___ RAW RECORDS ___

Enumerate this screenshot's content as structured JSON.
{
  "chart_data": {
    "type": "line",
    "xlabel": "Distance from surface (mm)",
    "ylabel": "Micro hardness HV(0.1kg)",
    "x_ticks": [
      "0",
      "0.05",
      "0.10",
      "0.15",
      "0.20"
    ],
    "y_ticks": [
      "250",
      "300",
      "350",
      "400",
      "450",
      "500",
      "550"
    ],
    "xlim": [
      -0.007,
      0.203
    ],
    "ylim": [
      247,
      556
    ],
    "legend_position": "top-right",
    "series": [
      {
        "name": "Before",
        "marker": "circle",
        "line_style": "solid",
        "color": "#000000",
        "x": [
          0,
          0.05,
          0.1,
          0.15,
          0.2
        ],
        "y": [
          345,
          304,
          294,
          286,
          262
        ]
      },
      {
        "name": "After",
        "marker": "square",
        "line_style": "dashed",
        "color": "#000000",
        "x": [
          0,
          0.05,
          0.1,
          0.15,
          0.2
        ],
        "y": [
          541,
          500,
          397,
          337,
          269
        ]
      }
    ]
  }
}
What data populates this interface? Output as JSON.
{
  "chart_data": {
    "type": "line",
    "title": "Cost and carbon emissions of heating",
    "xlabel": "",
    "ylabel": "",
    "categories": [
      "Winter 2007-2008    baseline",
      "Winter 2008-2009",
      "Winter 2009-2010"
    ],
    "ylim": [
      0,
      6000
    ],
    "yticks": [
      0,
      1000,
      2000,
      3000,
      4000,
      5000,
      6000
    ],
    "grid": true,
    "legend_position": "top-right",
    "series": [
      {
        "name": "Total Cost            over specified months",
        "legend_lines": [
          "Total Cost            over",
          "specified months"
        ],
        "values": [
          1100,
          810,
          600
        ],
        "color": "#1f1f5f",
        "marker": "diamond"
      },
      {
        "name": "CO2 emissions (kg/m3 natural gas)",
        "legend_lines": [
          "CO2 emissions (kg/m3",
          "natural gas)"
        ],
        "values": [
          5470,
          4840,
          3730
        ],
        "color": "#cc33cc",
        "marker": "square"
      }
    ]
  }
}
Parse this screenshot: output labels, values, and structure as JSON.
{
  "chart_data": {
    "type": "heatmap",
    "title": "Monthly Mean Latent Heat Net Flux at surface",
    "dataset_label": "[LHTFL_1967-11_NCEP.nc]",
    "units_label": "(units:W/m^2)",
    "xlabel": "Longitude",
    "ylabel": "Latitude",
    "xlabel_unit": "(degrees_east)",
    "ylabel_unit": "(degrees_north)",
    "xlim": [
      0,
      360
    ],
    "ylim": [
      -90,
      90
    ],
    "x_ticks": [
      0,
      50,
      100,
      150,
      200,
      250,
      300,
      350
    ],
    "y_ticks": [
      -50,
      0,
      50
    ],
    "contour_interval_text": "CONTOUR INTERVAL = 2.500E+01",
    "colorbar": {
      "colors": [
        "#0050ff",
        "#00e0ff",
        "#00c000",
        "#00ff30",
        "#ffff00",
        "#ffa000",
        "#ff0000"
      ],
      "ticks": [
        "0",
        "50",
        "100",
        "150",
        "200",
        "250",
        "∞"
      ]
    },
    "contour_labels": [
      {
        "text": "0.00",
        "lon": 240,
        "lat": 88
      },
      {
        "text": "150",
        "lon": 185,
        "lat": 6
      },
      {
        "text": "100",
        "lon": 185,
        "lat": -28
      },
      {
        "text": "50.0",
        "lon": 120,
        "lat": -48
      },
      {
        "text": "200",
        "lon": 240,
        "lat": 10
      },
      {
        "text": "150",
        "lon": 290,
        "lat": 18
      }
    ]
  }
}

___

### EXERCISE INSTRUCTIONS
Retype the entries one by one, exactly.

### EXERCISE OUTPUT
Enumerate this screenshot's content as structured JSON.
{
  "chart_data": {
    "type": "line",
    "xlabel": "Distance from surface (mm)",
    "ylabel": "Micro hardness HV(0.1kg)",
    "x_ticks": [
      "0",
      "0.05",
      "0.10",
      "0.15",
      "0.20"
    ],
    "y_ticks": [
      "250",
      "300",
      "350",
      "400",
      "450",
      "500",
      "550"
    ],
    "xlim": [
      -0.007,
      0.203
    ],
    "ylim": [
      247,
      556
    ],
    "legend_position": "top-right",
    "series": [
      {
        "name": "Before",
        "marker": "circle",
        "line_style": "solid",
        "color": "#000000",
        "x": [
          0,
          0.05,
          0.1,
          0.15,
          0.2
        ],
        "y": [
          345,
          304,
          294,
          286,
          262
        ]
      },
      {
        "name": "After",
        "marker": "square",
        "line_style": "dashed",
        "color": "#000000",
        "x": [
          0,
          0.05,
          0.1,
          0.15,
          0.2
        ],
        "y": [
          541,
          500,
          397,
          337,
          269
        ]
      }
    ]
  }
}
What data populates this interface? Output as JSON.
{
  "chart_data": {
    "type": "line",
    "title": "Cost and carbon emissions of heating",
    "xlabel": "",
    "ylabel": "",
    "categories": [
      "Winter 2007-2008    baseline",
      "Winter 2008-2009",
      "Winter 2009-2010"
    ],
    "ylim": [
      0,
      6000
    ],
    "yticks": [
      0,
      1000,
      2000,
      3000,
      4000,
      5000,
      6000
    ],
    "grid": true,
    "legend_position": "top-right",
    "series": [
      {
        "name": "Total Cost            over specified months",
        "legend_lines": [
          "Total Cost            over",
          "specified months"
        ],
        "values": [
          1100,
          810,
          600
        ],
        "color": "#1f1f5f",
        "marker": "diamond"
      },
      {
        "name": "CO2 emissions (kg/m3 natural gas)",
        "legend_lines": [
          "CO2 emissions (kg/m3",
          "natural gas)"
        ],
        "values": [
          5470,
          4840,
          3730
        ],
        "color": "#cc33cc",
        "marker": "square"
      }
    ]
  }
}
Parse this screenshot: output labels, values, and structure as JSON.
{
  "chart_data": {
    "type": "heatmap",
    "title": "Monthly Mean Latent Heat Net Flux at surface",
    "dataset_label": "[LHTFL_1967-11_NCEP.nc]",
    "units_label": "(units:W/m^2)",
    "xlabel": "Longitude",
    "ylabel": "Latitude",
    "xlabel_unit": "(degrees_east)",
    "ylabel_unit": "(degrees_north)",
    "xlim": [
      0,
      360
    ],
    "ylim": [
      -90,
      90
    ],
    "x_ticks": [
      0,
      50,
      100,
      150,
      200,
      250,
      300,
      350
    ],
    "y_ticks": [
      -50,
      0,
      50
    ],
    "contour_interval_text": "CONTOUR INTERVAL = 2.500E+01",
    "colorbar": {
      "colors": [
        "#0050ff",
        "#00e0ff",
        "#00c000",
        "#00ff30",
        "#ffff00",
        "#ffa000",
        "#ff0000"
      ],
      "ticks": [
        "0",
        "50",
        "100",
        "150",
        "200",
        "250",
        "∞"
      ]
    },
    "contour_labels": [
      {
        "text": "0.00",
        "lon": 240,
        "lat": 88
      },
      {
        "text": "150",
        "lon": 185,
        "lat": 6
      },
      {
        "text": "100",
        "lon": 185,
        "lat": -28
      },
      {
        "text": "50.0",
        "lon": 120,
        "lat": -48
      },
      {
        "text": "200",
        "lon": 240,
        "lat": 10
      },
      {
        "text": "150",
        "lon": 290,
        "lat": 18
      }
    ]
  }
}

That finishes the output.